■ Dataset extract ■
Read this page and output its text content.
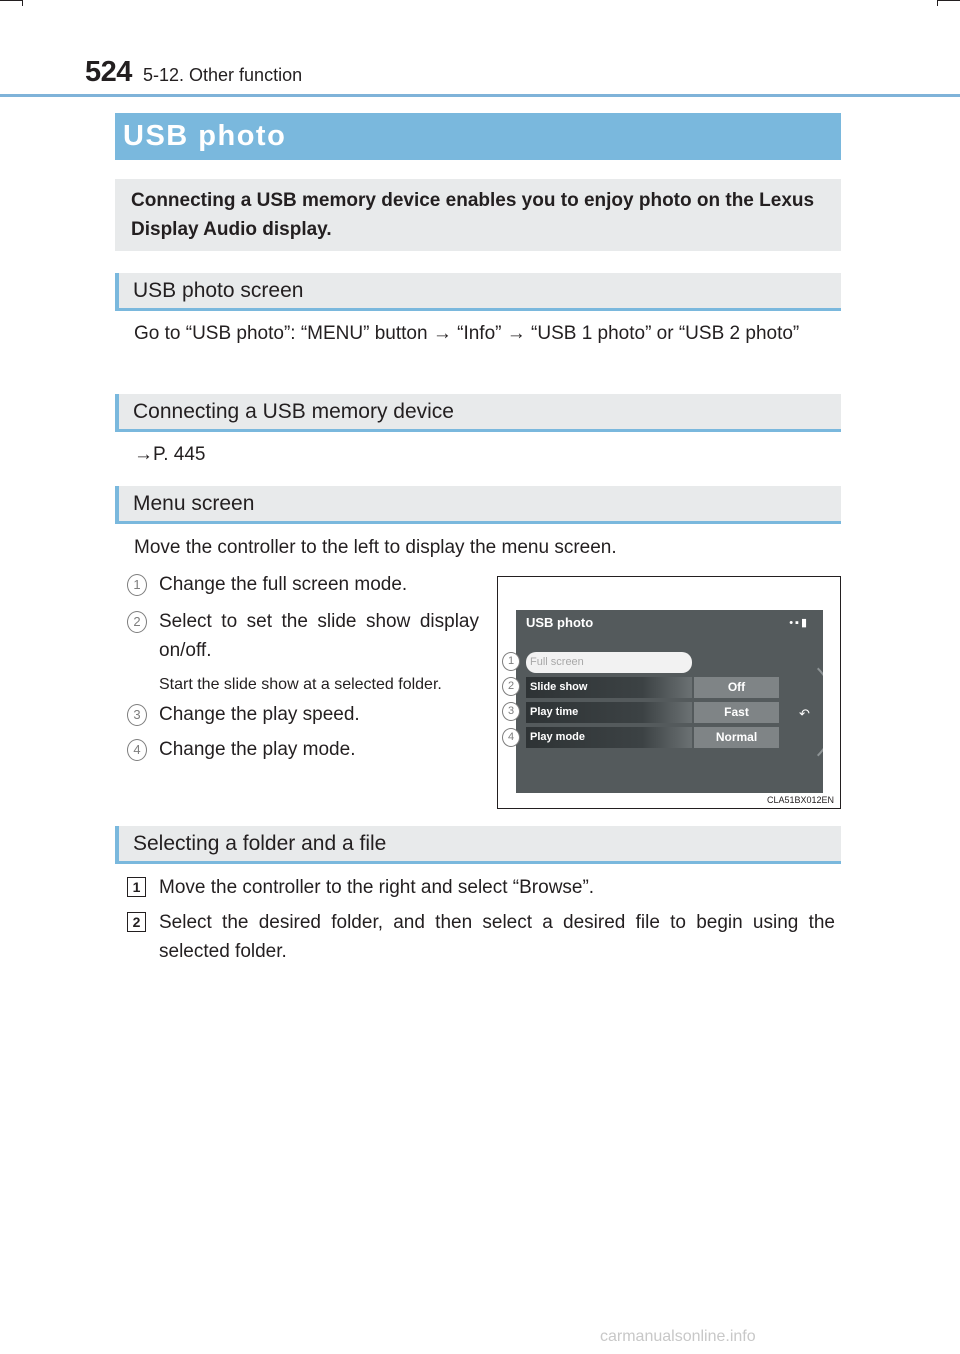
524 5-12. Other function
USB photo
Connecting a USB memory device enables you to enjoy photo on the Lexus Display Audio display.
USB photo screen
Go to “USB photo”: “MENU” button → “Info” → “USB 1 photo” or “USB 2 photo”
Connecting a USB memory device
→P. 445
Menu screen
Move the controller to the left to display the menu screen.
1 Change the full screen mode.
2 Select to set the slide show display on/off.
Start the slide show at a selected folder.
3 Change the play speed.
4 Change the play mode.
USB photo	•▪▮
Full screen
Slide show	Off
Play time	Fast
Play mode	Normal
↶
1
2
3
4
CLA51BX012EN
Selecting a folder and a file
1 Move the controller to the right and select “Browse”.
2 Select the desired folder, and then select a desired file to begin using the selected folder.
carmanualsonline.info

■ Exercise directions ■
Transcribe all of the material exactly, leaving out whatever pictures it contains.

■ Reply ■
Read this page and output its text content.
524 5-12. Other function
USB photo
Connecting a USB memory device enables you to enjoy photo on the Lexus Display Audio display.
USB photo screen
Go to “USB photo”: “MENU” button → “Info” → “USB 1 photo” or “USB 2 photo”
Connecting a USB memory device
→P. 445
Menu screen
Move the controller to the left to display the menu screen.
1 Change the full screen mode.
2 Select to set the slide show display on/off.
Start the slide show at a selected folder.
3 Change the play speed.
4 Change the play mode.
USB photo	•▪▮
Full screen
Slide show	Off
Play time	Fast
Play mode	Normal
↶
1
2
3
4
CLA51BX012EN
Selecting a folder and a file
1 Move the controller to the right and select “Browse”.
2 Select the desired folder, and then select a desired file to begin using the selected folder.
carmanualsonline.info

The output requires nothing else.